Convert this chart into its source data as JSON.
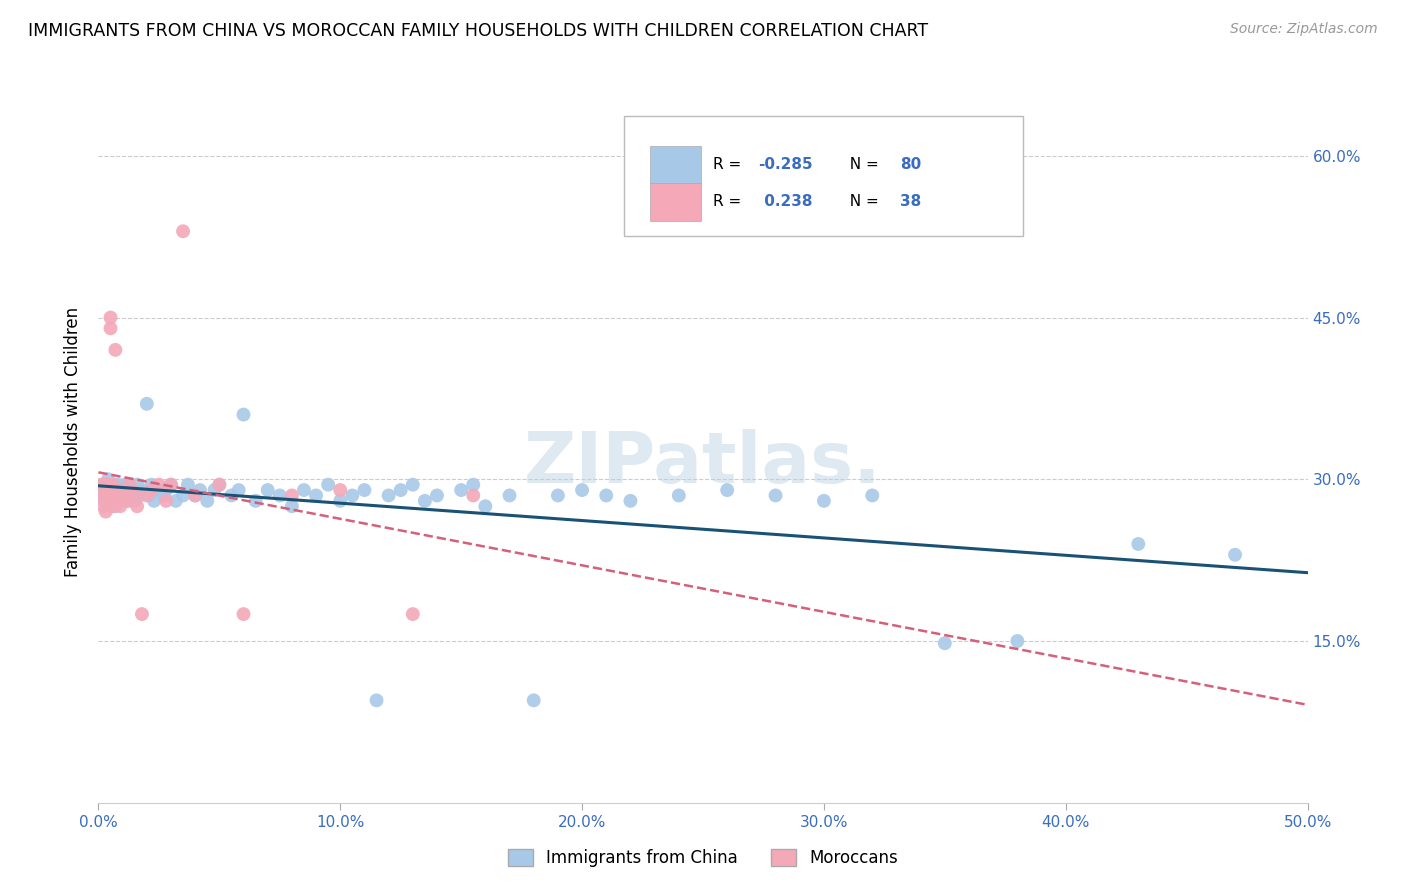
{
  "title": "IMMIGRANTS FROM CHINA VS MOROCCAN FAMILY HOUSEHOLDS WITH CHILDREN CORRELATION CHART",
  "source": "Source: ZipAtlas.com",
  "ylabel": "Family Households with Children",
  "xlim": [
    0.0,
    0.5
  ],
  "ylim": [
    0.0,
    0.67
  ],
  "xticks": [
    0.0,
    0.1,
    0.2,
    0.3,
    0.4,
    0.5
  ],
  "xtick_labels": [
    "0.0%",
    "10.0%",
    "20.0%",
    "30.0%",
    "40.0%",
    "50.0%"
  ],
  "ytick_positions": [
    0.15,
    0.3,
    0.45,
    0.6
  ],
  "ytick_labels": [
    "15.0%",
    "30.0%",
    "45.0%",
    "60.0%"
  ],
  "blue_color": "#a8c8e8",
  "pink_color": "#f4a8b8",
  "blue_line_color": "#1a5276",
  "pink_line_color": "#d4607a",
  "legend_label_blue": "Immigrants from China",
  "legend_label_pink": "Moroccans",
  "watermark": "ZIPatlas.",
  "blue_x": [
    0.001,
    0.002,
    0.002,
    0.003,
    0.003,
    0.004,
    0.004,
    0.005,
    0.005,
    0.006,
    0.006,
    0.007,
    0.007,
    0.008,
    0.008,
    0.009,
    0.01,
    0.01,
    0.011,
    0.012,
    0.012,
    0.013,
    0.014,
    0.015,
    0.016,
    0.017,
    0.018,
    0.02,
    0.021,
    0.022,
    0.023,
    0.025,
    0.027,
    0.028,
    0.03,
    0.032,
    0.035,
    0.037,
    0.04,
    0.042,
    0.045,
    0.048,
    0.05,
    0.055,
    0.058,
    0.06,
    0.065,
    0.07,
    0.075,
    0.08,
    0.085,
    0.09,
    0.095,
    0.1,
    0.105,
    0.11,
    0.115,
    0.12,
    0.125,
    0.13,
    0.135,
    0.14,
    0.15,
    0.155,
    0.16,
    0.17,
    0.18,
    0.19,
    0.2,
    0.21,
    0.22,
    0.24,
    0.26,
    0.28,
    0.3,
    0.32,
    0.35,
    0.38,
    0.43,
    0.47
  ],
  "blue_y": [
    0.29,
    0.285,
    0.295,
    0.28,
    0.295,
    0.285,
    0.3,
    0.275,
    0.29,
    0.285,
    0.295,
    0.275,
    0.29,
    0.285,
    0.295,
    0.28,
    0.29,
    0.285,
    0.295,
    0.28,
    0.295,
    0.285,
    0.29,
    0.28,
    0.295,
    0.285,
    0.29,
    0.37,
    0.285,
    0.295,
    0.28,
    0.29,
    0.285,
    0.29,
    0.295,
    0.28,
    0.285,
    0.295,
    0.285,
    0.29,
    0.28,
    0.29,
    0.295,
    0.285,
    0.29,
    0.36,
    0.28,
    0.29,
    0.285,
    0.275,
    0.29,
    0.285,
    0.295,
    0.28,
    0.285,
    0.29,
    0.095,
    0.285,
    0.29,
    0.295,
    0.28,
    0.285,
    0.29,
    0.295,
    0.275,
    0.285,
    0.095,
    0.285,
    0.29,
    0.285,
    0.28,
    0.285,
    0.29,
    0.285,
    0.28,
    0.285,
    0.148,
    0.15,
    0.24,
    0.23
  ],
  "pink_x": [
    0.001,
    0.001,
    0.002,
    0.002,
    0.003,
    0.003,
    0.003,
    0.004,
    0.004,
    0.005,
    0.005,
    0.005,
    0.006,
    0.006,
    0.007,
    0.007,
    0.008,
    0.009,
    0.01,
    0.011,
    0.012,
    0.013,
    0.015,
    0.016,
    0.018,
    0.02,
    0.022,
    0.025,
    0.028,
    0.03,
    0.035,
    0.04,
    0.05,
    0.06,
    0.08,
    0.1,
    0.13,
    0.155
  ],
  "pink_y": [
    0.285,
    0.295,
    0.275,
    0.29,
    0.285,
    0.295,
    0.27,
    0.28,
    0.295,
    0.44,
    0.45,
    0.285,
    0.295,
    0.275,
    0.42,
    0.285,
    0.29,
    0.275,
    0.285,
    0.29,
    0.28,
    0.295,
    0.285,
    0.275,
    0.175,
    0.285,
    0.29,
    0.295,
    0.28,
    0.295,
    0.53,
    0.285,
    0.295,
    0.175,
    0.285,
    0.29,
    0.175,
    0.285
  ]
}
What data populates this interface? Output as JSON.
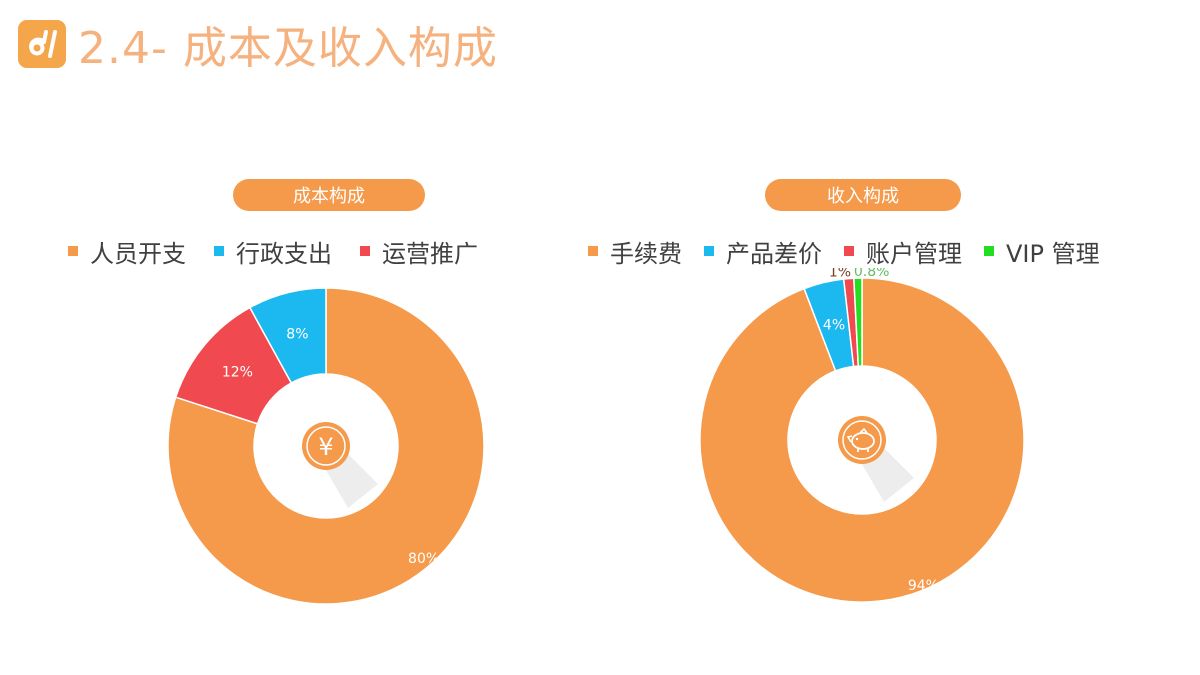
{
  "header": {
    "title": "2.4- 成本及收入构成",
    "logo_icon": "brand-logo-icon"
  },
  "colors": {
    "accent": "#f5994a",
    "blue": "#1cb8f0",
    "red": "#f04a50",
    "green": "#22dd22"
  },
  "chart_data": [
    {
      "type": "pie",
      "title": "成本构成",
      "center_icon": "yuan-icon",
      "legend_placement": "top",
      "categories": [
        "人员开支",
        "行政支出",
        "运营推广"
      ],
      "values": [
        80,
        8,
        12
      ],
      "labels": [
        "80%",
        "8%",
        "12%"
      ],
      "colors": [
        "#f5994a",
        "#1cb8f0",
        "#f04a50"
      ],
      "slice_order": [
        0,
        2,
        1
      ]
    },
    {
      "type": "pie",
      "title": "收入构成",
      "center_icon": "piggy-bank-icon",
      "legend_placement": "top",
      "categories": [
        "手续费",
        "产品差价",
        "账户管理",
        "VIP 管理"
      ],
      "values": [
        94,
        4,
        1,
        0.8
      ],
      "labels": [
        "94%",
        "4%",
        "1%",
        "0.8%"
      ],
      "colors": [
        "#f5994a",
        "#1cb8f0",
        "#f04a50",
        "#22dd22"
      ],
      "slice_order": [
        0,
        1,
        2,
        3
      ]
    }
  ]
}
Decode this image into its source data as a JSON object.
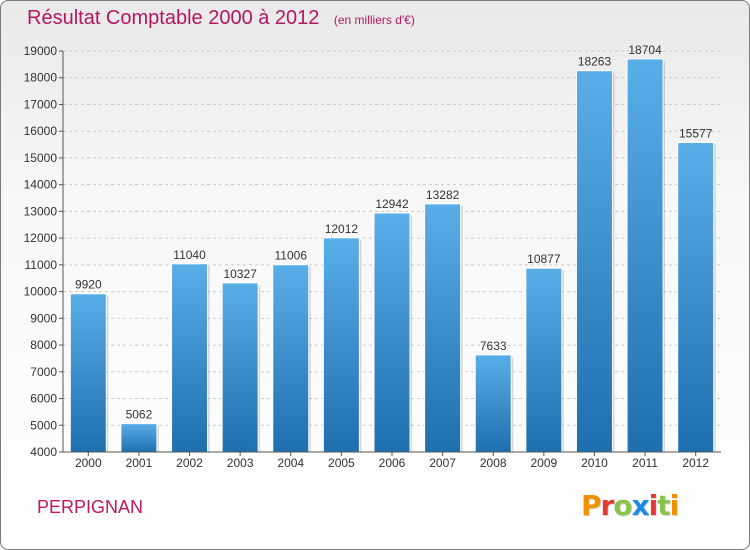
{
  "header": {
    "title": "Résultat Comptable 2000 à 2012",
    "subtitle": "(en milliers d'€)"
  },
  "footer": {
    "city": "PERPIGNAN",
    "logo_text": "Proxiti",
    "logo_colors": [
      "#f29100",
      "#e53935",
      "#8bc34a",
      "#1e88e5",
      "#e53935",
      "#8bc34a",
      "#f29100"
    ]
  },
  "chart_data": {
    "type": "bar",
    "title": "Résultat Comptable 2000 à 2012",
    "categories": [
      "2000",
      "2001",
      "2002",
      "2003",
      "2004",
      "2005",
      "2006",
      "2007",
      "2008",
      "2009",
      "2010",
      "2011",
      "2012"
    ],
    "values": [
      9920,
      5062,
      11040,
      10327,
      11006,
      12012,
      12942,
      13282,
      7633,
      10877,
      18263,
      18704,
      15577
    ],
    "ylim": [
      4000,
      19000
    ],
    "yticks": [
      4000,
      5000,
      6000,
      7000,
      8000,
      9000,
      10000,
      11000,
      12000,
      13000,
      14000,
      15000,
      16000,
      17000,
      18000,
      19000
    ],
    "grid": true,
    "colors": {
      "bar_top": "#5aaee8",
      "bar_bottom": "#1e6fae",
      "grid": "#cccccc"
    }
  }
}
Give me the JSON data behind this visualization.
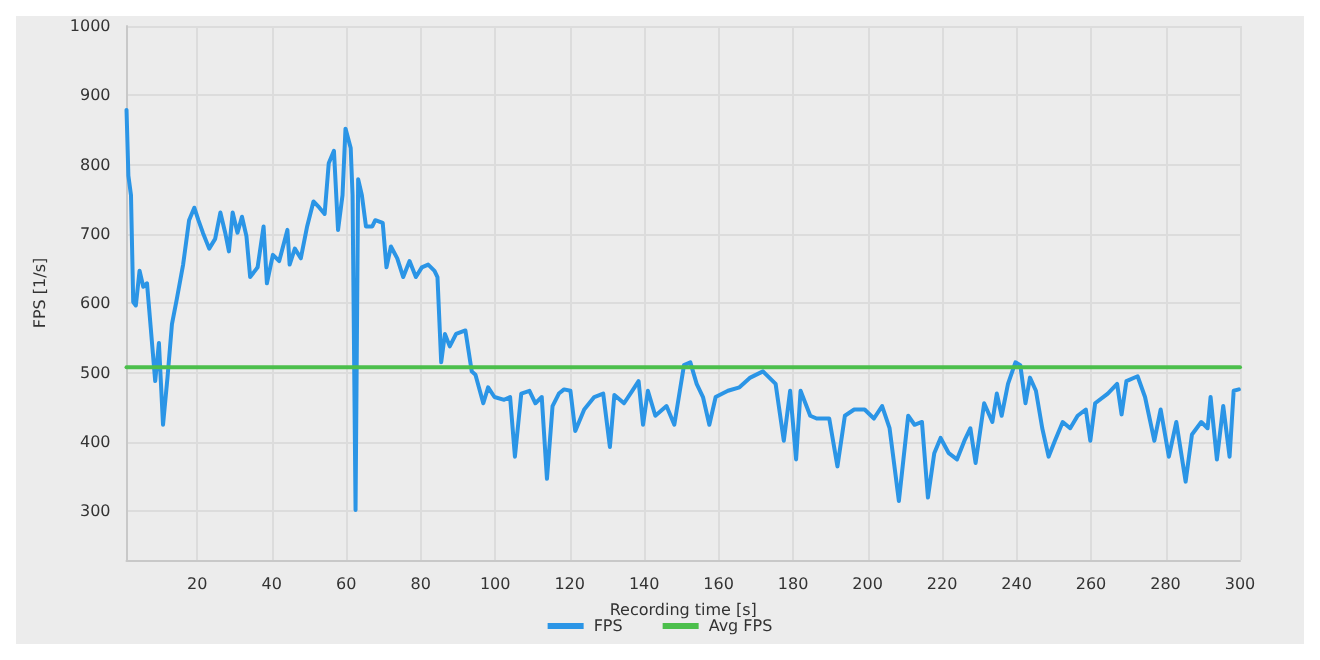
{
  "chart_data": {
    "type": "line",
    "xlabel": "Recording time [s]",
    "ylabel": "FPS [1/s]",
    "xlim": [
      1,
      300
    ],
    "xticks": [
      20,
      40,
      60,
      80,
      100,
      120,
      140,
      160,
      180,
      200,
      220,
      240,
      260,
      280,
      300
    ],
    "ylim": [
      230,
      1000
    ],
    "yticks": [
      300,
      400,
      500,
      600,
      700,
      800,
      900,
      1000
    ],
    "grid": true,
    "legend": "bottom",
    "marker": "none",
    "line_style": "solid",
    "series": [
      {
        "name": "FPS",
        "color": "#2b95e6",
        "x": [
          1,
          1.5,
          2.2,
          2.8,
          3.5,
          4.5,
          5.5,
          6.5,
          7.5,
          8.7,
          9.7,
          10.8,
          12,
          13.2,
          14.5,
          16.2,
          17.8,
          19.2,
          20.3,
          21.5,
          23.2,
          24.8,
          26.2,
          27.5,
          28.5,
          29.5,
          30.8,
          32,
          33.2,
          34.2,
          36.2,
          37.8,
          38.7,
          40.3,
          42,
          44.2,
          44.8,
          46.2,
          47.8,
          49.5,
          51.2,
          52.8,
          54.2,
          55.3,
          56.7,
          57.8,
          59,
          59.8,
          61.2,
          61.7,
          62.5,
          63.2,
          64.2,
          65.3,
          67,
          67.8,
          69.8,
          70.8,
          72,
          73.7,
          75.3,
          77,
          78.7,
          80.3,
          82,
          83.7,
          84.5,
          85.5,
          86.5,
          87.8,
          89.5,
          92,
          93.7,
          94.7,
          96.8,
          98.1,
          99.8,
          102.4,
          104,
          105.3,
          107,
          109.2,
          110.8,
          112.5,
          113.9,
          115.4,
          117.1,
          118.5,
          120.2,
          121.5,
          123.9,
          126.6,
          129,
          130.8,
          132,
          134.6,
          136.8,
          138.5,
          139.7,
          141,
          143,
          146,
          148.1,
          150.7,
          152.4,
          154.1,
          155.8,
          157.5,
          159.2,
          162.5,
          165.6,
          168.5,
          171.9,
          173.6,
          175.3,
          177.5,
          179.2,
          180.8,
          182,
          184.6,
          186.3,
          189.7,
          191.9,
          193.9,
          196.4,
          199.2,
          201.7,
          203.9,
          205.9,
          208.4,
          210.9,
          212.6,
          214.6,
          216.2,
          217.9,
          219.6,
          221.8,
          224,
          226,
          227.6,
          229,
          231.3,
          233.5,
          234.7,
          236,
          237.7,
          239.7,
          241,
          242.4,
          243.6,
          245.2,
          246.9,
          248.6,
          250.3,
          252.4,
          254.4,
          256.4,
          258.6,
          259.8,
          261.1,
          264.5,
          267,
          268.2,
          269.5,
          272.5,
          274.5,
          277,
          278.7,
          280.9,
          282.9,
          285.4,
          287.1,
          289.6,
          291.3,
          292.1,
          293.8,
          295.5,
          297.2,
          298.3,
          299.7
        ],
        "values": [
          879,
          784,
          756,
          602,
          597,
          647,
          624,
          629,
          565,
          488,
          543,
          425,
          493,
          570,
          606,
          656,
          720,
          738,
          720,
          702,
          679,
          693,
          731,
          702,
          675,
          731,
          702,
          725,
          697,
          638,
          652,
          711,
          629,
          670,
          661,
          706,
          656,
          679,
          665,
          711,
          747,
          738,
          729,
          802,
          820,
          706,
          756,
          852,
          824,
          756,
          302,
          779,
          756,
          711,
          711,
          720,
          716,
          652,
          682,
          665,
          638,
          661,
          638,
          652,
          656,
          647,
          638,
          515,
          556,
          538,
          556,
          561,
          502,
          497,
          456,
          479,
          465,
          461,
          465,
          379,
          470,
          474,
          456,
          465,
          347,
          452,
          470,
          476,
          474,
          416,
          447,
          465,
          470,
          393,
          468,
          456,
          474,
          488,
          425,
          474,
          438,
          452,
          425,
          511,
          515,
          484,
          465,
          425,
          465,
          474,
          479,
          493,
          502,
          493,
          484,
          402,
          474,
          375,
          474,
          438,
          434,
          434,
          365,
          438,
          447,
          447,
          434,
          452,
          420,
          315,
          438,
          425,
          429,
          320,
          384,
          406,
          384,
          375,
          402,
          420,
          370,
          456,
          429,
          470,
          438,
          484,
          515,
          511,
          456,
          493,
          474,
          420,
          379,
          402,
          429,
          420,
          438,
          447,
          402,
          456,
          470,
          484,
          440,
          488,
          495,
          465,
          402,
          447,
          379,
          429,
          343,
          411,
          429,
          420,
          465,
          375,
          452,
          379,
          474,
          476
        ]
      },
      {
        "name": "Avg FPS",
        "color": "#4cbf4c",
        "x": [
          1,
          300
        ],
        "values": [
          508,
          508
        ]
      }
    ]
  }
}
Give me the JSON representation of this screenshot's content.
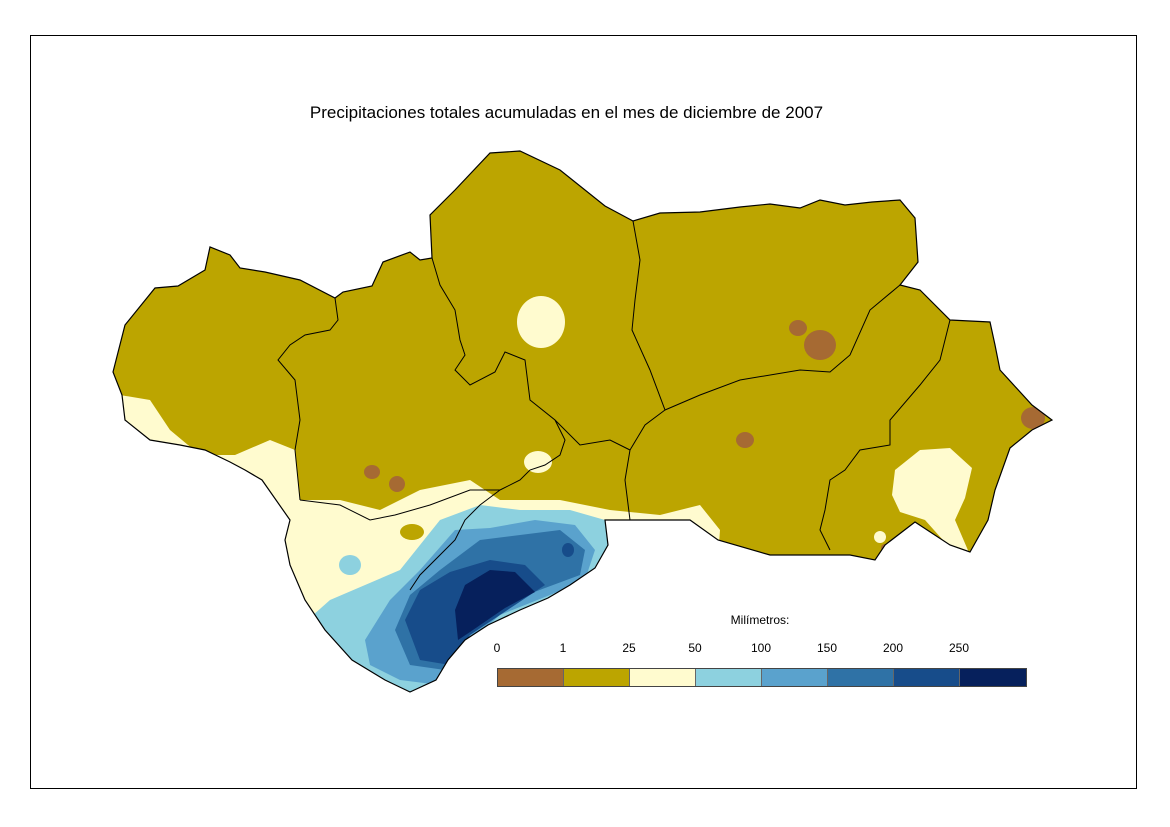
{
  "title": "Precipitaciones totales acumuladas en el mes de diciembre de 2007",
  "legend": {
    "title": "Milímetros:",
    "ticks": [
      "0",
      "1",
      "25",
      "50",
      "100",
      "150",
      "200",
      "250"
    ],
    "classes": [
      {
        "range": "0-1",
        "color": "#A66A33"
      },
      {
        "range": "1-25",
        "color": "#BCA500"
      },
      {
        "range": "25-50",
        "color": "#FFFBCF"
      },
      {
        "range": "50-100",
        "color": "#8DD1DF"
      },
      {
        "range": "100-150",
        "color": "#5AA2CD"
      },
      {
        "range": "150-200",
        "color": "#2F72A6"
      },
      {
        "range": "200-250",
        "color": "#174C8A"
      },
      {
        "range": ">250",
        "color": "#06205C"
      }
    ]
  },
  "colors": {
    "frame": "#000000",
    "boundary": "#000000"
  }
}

********************

_WHAT YOU NEED TO DO_
Copy each line of the preceding data that contains the string "range".

_PROBLEM SOLUTION_
        "range": "0-1",
        "range": "1-25",
        "range": "25-50",
        "range": "50-100",
        "range": "100-150",
        "range": "150-200",
        "range": "200-250",
        "range": ">250",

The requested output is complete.